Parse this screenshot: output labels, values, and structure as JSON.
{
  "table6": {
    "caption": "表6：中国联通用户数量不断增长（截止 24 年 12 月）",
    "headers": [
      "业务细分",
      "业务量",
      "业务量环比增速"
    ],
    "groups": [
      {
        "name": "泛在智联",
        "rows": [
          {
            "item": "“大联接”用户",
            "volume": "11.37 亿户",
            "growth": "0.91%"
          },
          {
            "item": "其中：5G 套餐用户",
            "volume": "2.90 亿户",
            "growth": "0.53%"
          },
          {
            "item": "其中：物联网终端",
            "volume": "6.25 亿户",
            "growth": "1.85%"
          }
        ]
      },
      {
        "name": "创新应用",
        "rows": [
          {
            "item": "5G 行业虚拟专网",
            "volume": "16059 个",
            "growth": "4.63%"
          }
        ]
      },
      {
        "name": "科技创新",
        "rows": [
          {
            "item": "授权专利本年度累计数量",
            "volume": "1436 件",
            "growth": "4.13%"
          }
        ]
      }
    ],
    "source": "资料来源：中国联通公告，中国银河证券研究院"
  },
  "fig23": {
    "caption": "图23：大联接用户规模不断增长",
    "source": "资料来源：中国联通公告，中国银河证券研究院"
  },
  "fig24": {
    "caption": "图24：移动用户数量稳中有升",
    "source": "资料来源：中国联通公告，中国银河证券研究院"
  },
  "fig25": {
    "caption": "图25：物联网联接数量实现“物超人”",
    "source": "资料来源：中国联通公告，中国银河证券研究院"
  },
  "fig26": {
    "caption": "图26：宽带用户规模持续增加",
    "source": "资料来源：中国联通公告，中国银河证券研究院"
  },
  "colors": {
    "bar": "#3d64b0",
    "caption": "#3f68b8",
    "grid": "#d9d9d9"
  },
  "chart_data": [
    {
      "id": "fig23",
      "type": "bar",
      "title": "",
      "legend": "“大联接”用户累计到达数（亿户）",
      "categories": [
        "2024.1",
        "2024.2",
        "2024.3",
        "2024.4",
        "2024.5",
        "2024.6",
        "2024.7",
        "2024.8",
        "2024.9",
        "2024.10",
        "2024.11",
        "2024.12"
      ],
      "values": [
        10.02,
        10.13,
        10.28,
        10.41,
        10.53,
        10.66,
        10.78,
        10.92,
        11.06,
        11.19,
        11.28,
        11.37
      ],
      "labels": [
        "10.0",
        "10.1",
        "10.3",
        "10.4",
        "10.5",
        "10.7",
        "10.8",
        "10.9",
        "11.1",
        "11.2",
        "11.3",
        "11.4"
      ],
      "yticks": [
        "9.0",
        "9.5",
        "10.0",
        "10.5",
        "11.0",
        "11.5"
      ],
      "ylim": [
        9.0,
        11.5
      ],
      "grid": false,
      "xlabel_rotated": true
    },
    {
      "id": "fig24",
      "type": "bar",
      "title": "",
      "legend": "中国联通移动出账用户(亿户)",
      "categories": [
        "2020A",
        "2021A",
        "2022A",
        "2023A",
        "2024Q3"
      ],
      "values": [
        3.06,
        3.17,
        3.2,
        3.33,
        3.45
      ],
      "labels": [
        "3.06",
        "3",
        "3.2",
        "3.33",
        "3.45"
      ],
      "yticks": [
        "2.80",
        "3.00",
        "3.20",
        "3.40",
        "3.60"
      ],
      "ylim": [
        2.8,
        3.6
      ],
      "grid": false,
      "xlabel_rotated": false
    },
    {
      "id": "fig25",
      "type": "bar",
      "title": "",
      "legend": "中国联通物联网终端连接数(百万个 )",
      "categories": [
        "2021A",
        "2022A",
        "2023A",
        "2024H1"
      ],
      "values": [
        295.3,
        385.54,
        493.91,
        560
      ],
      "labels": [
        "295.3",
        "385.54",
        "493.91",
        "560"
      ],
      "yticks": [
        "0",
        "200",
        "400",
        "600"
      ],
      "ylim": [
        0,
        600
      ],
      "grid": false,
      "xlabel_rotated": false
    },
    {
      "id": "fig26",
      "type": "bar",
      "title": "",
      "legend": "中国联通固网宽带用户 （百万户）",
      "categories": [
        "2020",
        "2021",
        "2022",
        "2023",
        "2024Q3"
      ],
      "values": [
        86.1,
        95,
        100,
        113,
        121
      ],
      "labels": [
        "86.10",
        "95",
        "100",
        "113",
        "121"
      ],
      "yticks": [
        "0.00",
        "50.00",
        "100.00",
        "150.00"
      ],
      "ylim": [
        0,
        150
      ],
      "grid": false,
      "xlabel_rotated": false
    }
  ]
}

▸ **Requirement**
Compute how many lines include the string "growth", then give that number by itself.

▸ **Result**
5